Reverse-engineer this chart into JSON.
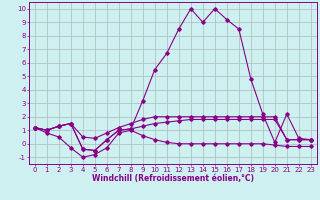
{
  "x": [
    0,
    1,
    2,
    3,
    4,
    5,
    6,
    7,
    8,
    9,
    10,
    11,
    12,
    13,
    14,
    15,
    16,
    17,
    18,
    19,
    20,
    21,
    22,
    23
  ],
  "line1_y": [
    1.2,
    0.8,
    0.5,
    -0.3,
    -1.0,
    -0.8,
    -0.3,
    0.8,
    1.0,
    0.6,
    0.3,
    0.1,
    0.0,
    0.0,
    0.0,
    0.0,
    0.0,
    0.0,
    0.0,
    0.0,
    -0.1,
    -0.2,
    -0.2,
    -0.2
  ],
  "line2_y": [
    1.2,
    1.0,
    1.3,
    1.5,
    -0.4,
    -0.5,
    0.3,
    1.0,
    1.1,
    3.2,
    5.5,
    6.7,
    8.5,
    10.0,
    9.0,
    10.0,
    9.2,
    8.5,
    4.8,
    2.2,
    0.1,
    2.2,
    0.4,
    0.3
  ],
  "line3_y": [
    1.2,
    1.0,
    1.3,
    1.5,
    0.5,
    0.4,
    0.8,
    1.2,
    1.5,
    1.8,
    2.0,
    2.0,
    2.0,
    2.0,
    2.0,
    2.0,
    2.0,
    2.0,
    2.0,
    2.0,
    2.0,
    0.3,
    0.3,
    0.3
  ],
  "line4_y": [
    1.2,
    1.0,
    1.3,
    1.5,
    -0.4,
    -0.5,
    0.3,
    1.0,
    1.1,
    1.3,
    1.5,
    1.6,
    1.7,
    1.8,
    1.8,
    1.8,
    1.8,
    1.8,
    1.8,
    1.8,
    1.8,
    0.3,
    0.3,
    0.3
  ],
  "line_color": "#880088",
  "bg_color": "#cff0f0",
  "grid_color": "#aabcbc",
  "xlabel": "Windchill (Refroidissement éolien,°C)",
  "ylim": [
    -1.5,
    10.5
  ],
  "xlim": [
    -0.5,
    23.5
  ],
  "xlabel_fontsize": 5.5,
  "tick_fontsize": 5.0
}
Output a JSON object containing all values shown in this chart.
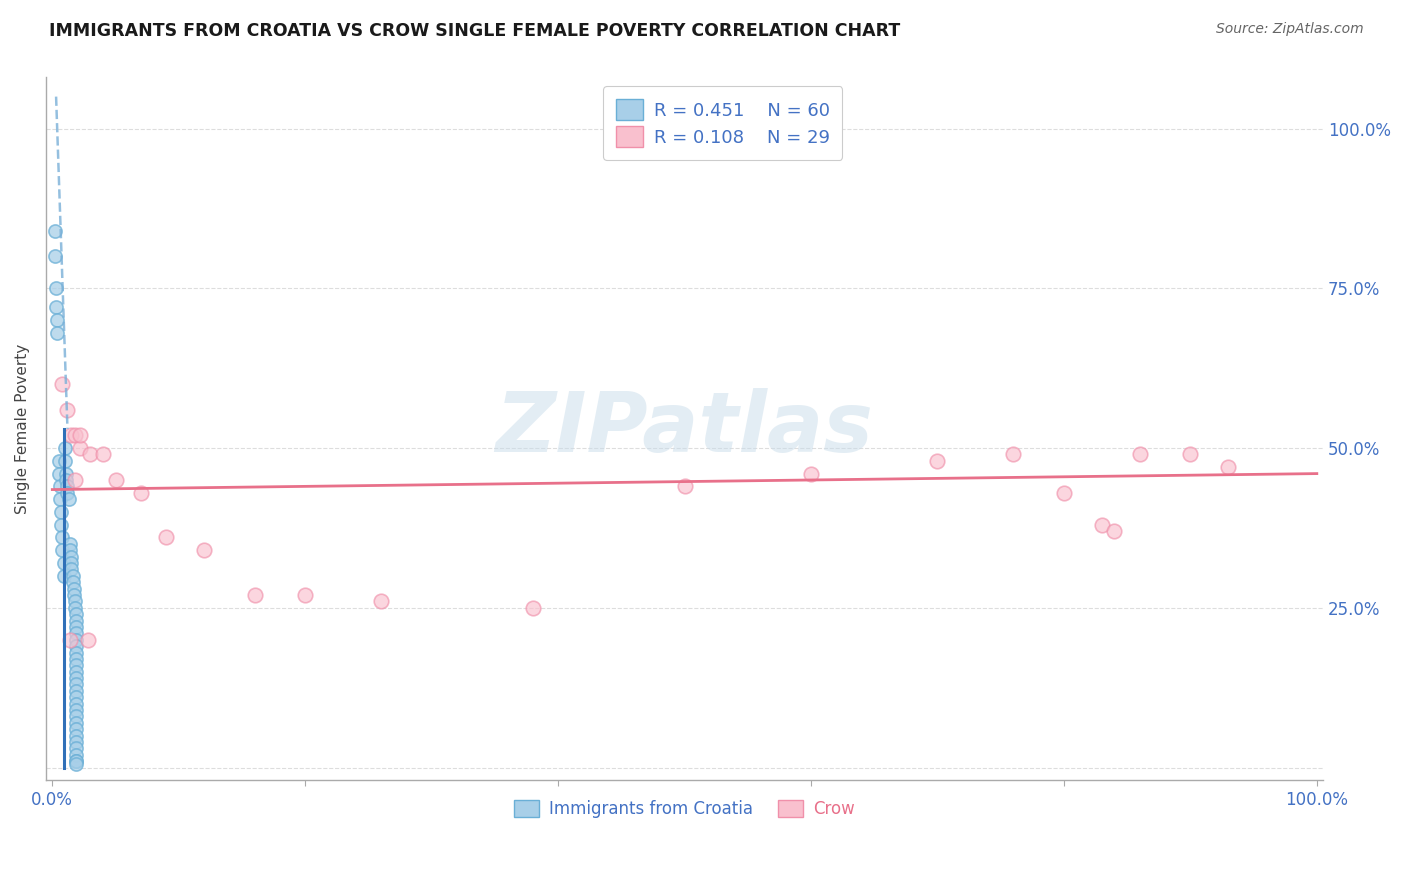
{
  "title": "IMMIGRANTS FROM CROATIA VS CROW SINGLE FEMALE POVERTY CORRELATION CHART",
  "source": "Source: ZipAtlas.com",
  "ylabel": "Single Female Poverty",
  "legend_top_entries": [
    {
      "label_r": "R = 0.451",
      "label_n": "N = 60",
      "color": "#8ec4e8"
    },
    {
      "label_r": "R = 0.108",
      "label_n": "N = 29",
      "color": "#f4b8c8"
    }
  ],
  "legend_bottom": [
    "Immigrants from Croatia",
    "Crow"
  ],
  "legend_bottom_colors": [
    "#8ec4e8",
    "#f4b8c8"
  ],
  "watermark": "ZIPatlas",
  "background_color": "#ffffff",
  "grid_color": "#dddddd",
  "blue_scatter_x": [
    0.002,
    0.002,
    0.003,
    0.003,
    0.004,
    0.004,
    0.005,
    0.005,
    0.006,
    0.006,
    0.007,
    0.007,
    0.008,
    0.008,
    0.009,
    0.009,
    0.01,
    0.01,
    0.011,
    0.011,
    0.012,
    0.012,
    0.013,
    0.014,
    0.014,
    0.015,
    0.015,
    0.015,
    0.016,
    0.016,
    0.017,
    0.017,
    0.018,
    0.018,
    0.019,
    0.019,
    0.019,
    0.019,
    0.019,
    0.019,
    0.019,
    0.019,
    0.019,
    0.019,
    0.019,
    0.019,
    0.019,
    0.019,
    0.019,
    0.019,
    0.019,
    0.019,
    0.019,
    0.019,
    0.019,
    0.019,
    0.019,
    0.019,
    0.019,
    0.019
  ],
  "blue_scatter_y": [
    0.84,
    0.8,
    0.75,
    0.72,
    0.7,
    0.68,
    0.48,
    0.46,
    0.44,
    0.42,
    0.4,
    0.38,
    0.36,
    0.34,
    0.32,
    0.3,
    0.5,
    0.48,
    0.46,
    0.45,
    0.44,
    0.43,
    0.42,
    0.35,
    0.34,
    0.33,
    0.32,
    0.31,
    0.3,
    0.29,
    0.28,
    0.27,
    0.26,
    0.25,
    0.24,
    0.23,
    0.22,
    0.21,
    0.2,
    0.19,
    0.18,
    0.17,
    0.16,
    0.15,
    0.14,
    0.13,
    0.12,
    0.11,
    0.1,
    0.09,
    0.08,
    0.07,
    0.06,
    0.05,
    0.04,
    0.03,
    0.02,
    0.01,
    0.01,
    0.005
  ],
  "pink_scatter_x": [
    0.008,
    0.012,
    0.015,
    0.018,
    0.022,
    0.03,
    0.04,
    0.05,
    0.07,
    0.09,
    0.12,
    0.16,
    0.2,
    0.26,
    0.38,
    0.5,
    0.6,
    0.7,
    0.76,
    0.8,
    0.83,
    0.84,
    0.86,
    0.9,
    0.93,
    0.014,
    0.018,
    0.022,
    0.028
  ],
  "pink_scatter_y": [
    0.6,
    0.56,
    0.52,
    0.52,
    0.5,
    0.49,
    0.49,
    0.45,
    0.43,
    0.36,
    0.34,
    0.27,
    0.27,
    0.26,
    0.25,
    0.44,
    0.46,
    0.48,
    0.49,
    0.43,
    0.38,
    0.37,
    0.49,
    0.49,
    0.47,
    0.2,
    0.45,
    0.52,
    0.2
  ],
  "blue_solid_line_x": [
    0.0095,
    0.0095
  ],
  "blue_solid_line_y": [
    0.0,
    0.53
  ],
  "blue_dashed_line_x": [
    0.003,
    0.012
  ],
  "blue_dashed_line_y": [
    1.05,
    0.53
  ],
  "pink_line_x": [
    0.0,
    1.0
  ],
  "pink_line_y": [
    0.435,
    0.46
  ],
  "xlim": [
    -0.005,
    1.005
  ],
  "ylim": [
    -0.02,
    1.08
  ],
  "xticks": [
    0,
    0.2,
    0.4,
    0.6,
    0.8,
    1.0
  ],
  "xtick_labels": [
    "0.0%",
    "",
    "",
    "",
    "",
    "100.0%"
  ],
  "yticks": [
    0,
    0.25,
    0.5,
    0.75,
    1.0
  ],
  "ytick_labels_right": [
    "",
    "25.0%",
    "50.0%",
    "75.0%",
    "100.0%"
  ]
}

Written task:
Make a word-for-word copy of the entries, without any pictures.

Full output:
Reverse-engineer this chart into JSON.
{
  "x": [
    0,
    1,
    2,
    3,
    4,
    5,
    6,
    7,
    8,
    9,
    10,
    11,
    12,
    13,
    14,
    15,
    16,
    17,
    18,
    19,
    20,
    21,
    22,
    23
  ],
  "line1_y": [
    1.2,
    0.8,
    0.5,
    -0.3,
    -1.0,
    -0.8,
    -0.3,
    0.8,
    1.0,
    0.6,
    0.3,
    0.1,
    0.0,
    0.0,
    0.0,
    0.0,
    0.0,
    0.0,
    0.0,
    0.0,
    -0.1,
    -0.2,
    -0.2,
    -0.2
  ],
  "line2_y": [
    1.2,
    1.0,
    1.3,
    1.5,
    -0.4,
    -0.5,
    0.3,
    1.0,
    1.1,
    3.2,
    5.5,
    6.7,
    8.5,
    10.0,
    9.0,
    10.0,
    9.2,
    8.5,
    4.8,
    2.2,
    0.1,
    2.2,
    0.4,
    0.3
  ],
  "line3_y": [
    1.2,
    1.0,
    1.3,
    1.5,
    0.5,
    0.4,
    0.8,
    1.2,
    1.5,
    1.8,
    2.0,
    2.0,
    2.0,
    2.0,
    2.0,
    2.0,
    2.0,
    2.0,
    2.0,
    2.0,
    2.0,
    0.3,
    0.3,
    0.3
  ],
  "line4_y": [
    1.2,
    1.0,
    1.3,
    1.5,
    -0.4,
    -0.5,
    0.3,
    1.0,
    1.1,
    1.3,
    1.5,
    1.6,
    1.7,
    1.8,
    1.8,
    1.8,
    1.8,
    1.8,
    1.8,
    1.8,
    1.8,
    0.3,
    0.3,
    0.3
  ],
  "line_color": "#880088",
  "bg_color": "#cff0f0",
  "grid_color": "#aabcbc",
  "xlabel": "Windchill (Refroidissement éolien,°C)",
  "ylim": [
    -1.5,
    10.5
  ],
  "xlim": [
    -0.5,
    23.5
  ],
  "xlabel_fontsize": 5.5,
  "tick_fontsize": 5.0
}
Output a JSON object containing all values shown in this chart.
{
  "title": "IMMIGRANTS FROM CROATIA VS CROW SINGLE FEMALE POVERTY CORRELATION CHART",
  "source": "Source: ZipAtlas.com",
  "ylabel": "Single Female Poverty",
  "legend_top_entries": [
    {
      "label_r": "R = 0.451",
      "label_n": "N = 60",
      "color": "#8ec4e8"
    },
    {
      "label_r": "R = 0.108",
      "label_n": "N = 29",
      "color": "#f4b8c8"
    }
  ],
  "legend_bottom": [
    "Immigrants from Croatia",
    "Crow"
  ],
  "legend_bottom_colors": [
    "#8ec4e8",
    "#f4b8c8"
  ],
  "watermark": "ZIPatlas",
  "background_color": "#ffffff",
  "grid_color": "#dddddd",
  "blue_scatter_x": [
    0.002,
    0.002,
    0.003,
    0.003,
    0.004,
    0.004,
    0.005,
    0.005,
    0.006,
    0.006,
    0.007,
    0.007,
    0.008,
    0.008,
    0.009,
    0.009,
    0.01,
    0.01,
    0.011,
    0.011,
    0.012,
    0.012,
    0.013,
    0.014,
    0.014,
    0.015,
    0.015,
    0.015,
    0.016,
    0.016,
    0.017,
    0.017,
    0.018,
    0.018,
    0.019,
    0.019,
    0.019,
    0.019,
    0.019,
    0.019,
    0.019,
    0.019,
    0.019,
    0.019,
    0.019,
    0.019,
    0.019,
    0.019,
    0.019,
    0.019,
    0.019,
    0.019,
    0.019,
    0.019,
    0.019,
    0.019,
    0.019,
    0.019,
    0.019,
    0.019
  ],
  "blue_scatter_y": [
    0.84,
    0.8,
    0.75,
    0.72,
    0.7,
    0.68,
    0.48,
    0.46,
    0.44,
    0.42,
    0.4,
    0.38,
    0.36,
    0.34,
    0.32,
    0.3,
    0.5,
    0.48,
    0.46,
    0.45,
    0.44,
    0.43,
    0.42,
    0.35,
    0.34,
    0.33,
    0.32,
    0.31,
    0.3,
    0.29,
    0.28,
    0.27,
    0.26,
    0.25,
    0.24,
    0.23,
    0.22,
    0.21,
    0.2,
    0.19,
    0.18,
    0.17,
    0.16,
    0.15,
    0.14,
    0.13,
    0.12,
    0.11,
    0.1,
    0.09,
    0.08,
    0.07,
    0.06,
    0.05,
    0.04,
    0.03,
    0.02,
    0.01,
    0.01,
    0.005
  ],
  "pink_scatter_x": [
    0.008,
    0.012,
    0.015,
    0.018,
    0.022,
    0.03,
    0.04,
    0.05,
    0.07,
    0.09,
    0.12,
    0.16,
    0.2,
    0.26,
    0.38,
    0.5,
    0.6,
    0.7,
    0.76,
    0.8,
    0.83,
    0.84,
    0.86,
    0.9,
    0.93,
    0.014,
    0.018,
    0.022,
    0.028
  ],
  "pink_scatter_y": [
    0.6,
    0.56,
    0.52,
    0.52,
    0.5,
    0.49,
    0.49,
    0.45,
    0.43,
    0.36,
    0.34,
    0.27,
    0.27,
    0.26,
    0.25,
    0.44,
    0.46,
    0.48,
    0.49,
    0.43,
    0.38,
    0.37,
    0.49,
    0.49,
    0.47,
    0.2,
    0.45,
    0.52,
    0.2
  ],
  "blue_solid_line_x": [
    0.0095,
    0.0095
  ],
  "blue_solid_line_y": [
    0.0,
    0.53
  ],
  "blue_dashed_line_x": [
    0.003,
    0.012
  ],
  "blue_dashed_line_y": [
    1.05,
    0.53
  ],
  "pink_line_x": [
    0.0,
    1.0
  ],
  "pink_line_y": [
    0.435,
    0.46
  ],
  "xlim": [
    -0.005,
    1.005
  ],
  "ylim": [
    -0.02,
    1.08
  ],
  "xticks": [
    0,
    0.2,
    0.4,
    0.6,
    0.8,
    1.0
  ],
  "xtick_labels": [
    "0.0%",
    "",
    "",
    "",
    "",
    "100.0%"
  ],
  "yticks": [
    0,
    0.25,
    0.5,
    0.75,
    1.0
  ],
  "ytick_labels_right": [
    "",
    "25.0%",
    "50.0%",
    "75.0%",
    "100.0%"
  ]
}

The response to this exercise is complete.